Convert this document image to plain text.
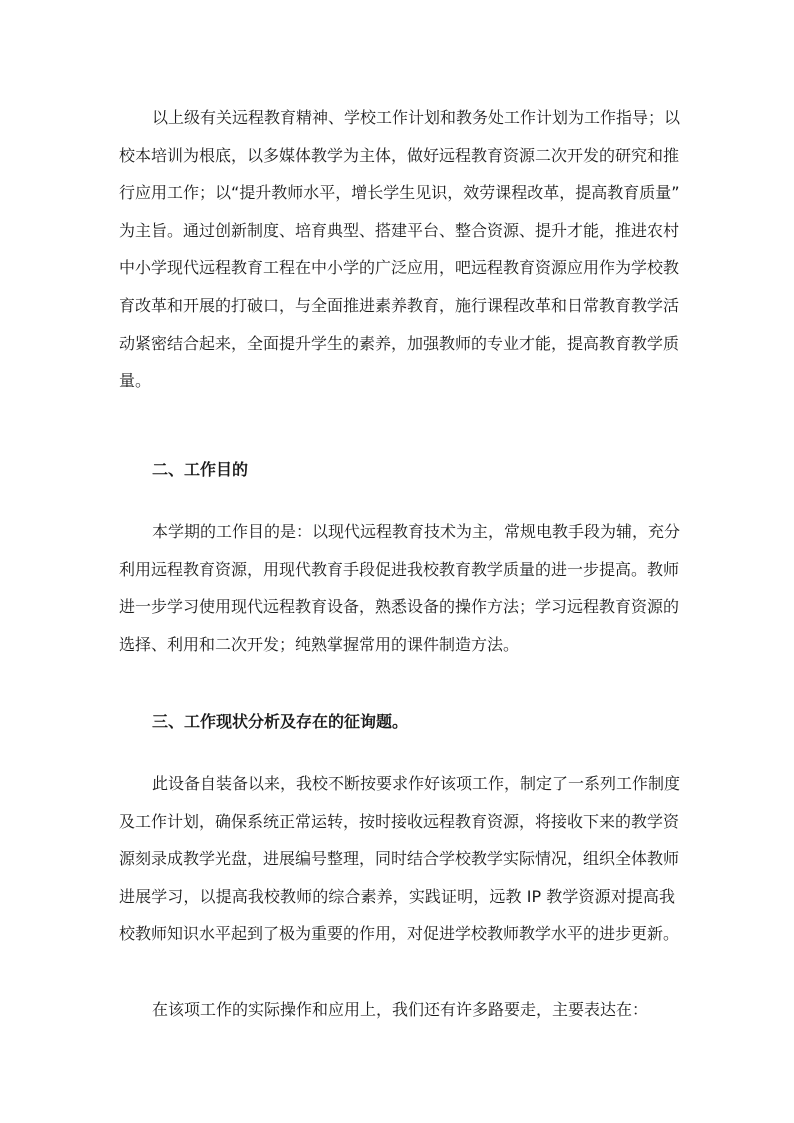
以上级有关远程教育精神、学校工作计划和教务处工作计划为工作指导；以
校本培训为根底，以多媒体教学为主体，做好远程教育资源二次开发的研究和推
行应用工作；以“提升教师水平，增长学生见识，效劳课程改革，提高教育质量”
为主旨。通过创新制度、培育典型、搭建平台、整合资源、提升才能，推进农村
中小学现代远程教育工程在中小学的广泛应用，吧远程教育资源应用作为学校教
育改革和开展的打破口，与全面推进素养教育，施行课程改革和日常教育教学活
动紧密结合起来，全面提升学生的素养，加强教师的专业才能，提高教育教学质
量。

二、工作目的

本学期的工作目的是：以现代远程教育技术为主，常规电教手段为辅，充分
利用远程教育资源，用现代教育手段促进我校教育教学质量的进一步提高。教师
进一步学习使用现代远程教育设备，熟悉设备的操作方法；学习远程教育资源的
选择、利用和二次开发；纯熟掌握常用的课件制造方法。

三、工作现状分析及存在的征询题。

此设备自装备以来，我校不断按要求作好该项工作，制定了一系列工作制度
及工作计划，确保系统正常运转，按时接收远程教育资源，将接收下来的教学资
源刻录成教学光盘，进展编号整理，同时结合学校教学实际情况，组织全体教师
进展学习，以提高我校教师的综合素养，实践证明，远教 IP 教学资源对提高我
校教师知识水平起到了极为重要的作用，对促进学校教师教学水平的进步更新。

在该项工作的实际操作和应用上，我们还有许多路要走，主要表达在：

==

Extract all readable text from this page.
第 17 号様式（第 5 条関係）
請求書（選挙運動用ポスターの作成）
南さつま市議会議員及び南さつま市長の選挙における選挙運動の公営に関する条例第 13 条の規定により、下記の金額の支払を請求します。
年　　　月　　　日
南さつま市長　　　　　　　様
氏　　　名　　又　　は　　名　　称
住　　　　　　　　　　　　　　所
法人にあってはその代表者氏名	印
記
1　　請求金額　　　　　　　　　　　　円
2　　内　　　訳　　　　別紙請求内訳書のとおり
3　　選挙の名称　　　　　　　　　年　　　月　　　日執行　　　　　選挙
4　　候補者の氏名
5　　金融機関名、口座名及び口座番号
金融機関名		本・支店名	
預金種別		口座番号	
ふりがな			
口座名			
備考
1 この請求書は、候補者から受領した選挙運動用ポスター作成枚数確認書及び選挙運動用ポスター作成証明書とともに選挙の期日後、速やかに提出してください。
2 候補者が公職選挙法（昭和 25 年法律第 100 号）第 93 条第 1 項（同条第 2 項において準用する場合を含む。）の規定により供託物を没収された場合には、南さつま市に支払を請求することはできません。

What needs to be done
Copy out every line of the material above that mentions the word "text".

Solution to the exercise
Convert this document image to plain text.
Extract all readable text from this page.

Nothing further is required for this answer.